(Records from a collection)
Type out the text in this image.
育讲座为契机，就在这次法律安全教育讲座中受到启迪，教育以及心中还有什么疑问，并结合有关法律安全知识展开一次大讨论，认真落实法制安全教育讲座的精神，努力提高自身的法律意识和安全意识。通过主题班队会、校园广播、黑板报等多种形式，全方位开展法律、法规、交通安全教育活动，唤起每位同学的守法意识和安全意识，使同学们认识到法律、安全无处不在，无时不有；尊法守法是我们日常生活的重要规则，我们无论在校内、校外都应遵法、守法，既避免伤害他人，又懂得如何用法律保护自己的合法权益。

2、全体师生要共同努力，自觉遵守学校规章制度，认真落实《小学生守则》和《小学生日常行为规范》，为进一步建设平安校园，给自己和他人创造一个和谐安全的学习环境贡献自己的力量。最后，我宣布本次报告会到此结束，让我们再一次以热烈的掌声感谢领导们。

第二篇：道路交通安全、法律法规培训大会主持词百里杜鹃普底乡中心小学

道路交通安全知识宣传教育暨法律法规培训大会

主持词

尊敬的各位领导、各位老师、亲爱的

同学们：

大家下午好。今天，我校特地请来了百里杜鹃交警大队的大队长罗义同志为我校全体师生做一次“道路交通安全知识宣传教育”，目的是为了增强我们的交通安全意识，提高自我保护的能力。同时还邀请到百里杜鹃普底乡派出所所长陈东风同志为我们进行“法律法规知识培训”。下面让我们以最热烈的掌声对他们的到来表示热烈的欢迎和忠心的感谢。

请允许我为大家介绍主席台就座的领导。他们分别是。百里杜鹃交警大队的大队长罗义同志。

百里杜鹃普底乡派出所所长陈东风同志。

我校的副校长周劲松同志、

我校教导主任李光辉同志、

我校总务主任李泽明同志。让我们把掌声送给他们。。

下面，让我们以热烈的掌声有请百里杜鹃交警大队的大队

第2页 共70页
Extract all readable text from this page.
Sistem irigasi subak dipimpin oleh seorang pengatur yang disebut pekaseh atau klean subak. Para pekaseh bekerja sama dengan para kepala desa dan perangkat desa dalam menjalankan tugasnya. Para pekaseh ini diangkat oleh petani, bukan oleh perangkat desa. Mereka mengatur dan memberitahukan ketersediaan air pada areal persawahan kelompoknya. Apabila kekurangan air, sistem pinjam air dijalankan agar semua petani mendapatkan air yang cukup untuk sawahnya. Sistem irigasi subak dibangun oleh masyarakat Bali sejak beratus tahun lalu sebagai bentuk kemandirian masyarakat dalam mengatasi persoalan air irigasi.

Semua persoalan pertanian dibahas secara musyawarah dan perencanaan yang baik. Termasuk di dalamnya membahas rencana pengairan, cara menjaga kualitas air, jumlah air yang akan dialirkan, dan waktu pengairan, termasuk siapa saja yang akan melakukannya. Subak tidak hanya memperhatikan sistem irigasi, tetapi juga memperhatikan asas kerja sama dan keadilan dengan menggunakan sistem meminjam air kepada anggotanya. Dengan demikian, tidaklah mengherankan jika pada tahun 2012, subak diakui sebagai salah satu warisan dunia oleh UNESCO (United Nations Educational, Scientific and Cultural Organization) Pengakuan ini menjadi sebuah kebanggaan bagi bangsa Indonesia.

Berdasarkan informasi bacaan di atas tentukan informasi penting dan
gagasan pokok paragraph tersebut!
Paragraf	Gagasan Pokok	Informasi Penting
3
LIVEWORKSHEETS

**REQUIRED WORK**: Identify the lines above that contain the word "subak", then copy them.

**ANSWER TO THE PROBLEM**:
Sistem irigasi subak dipimpin oleh seorang pengatur yang disebut pekaseh atau klean subak. Para pekaseh bekerja sama dengan para kepala desa dan perangkat desa dalam menjalankan tugasnya. Para pekaseh ini diangkat oleh petani, bukan oleh perangkat desa. Mereka mengatur dan memberitahukan ketersediaan air pada areal persawahan kelompoknya. Apabila kekurangan air, sistem pinjam air dijalankan agar semua petani mendapatkan air yang cukup untuk sawahnya. Sistem irigasi subak dibangun oleh masyarakat Bali sejak beratus tahun lalu sebagai bentuk kemandirian masyarakat dalam mengatasi persoalan air irigasi.
Semua persoalan pertanian dibahas secara musyawarah dan perencanaan yang baik. Termasuk di dalamnya membahas rencana pengairan, cara menjaga kualitas air, jumlah air yang akan dialirkan, dan waktu pengairan, termasuk siapa saja yang akan melakukannya. Subak tidak hanya memperhatikan sistem irigasi, tetapi juga memperhatikan asas kerja sama dan keadilan dengan menggunakan sistem meminjam air kepada anggotanya. Dengan demikian, tidaklah mengherankan jika pada tahun 2012, subak diakui sebagai salah satu warisan dunia oleh UNESCO (United Nations Educational, Scientific and Cultural Organization) Pengakuan ini menjadi sebuah kebanggaan bagi bangsa Indonesia.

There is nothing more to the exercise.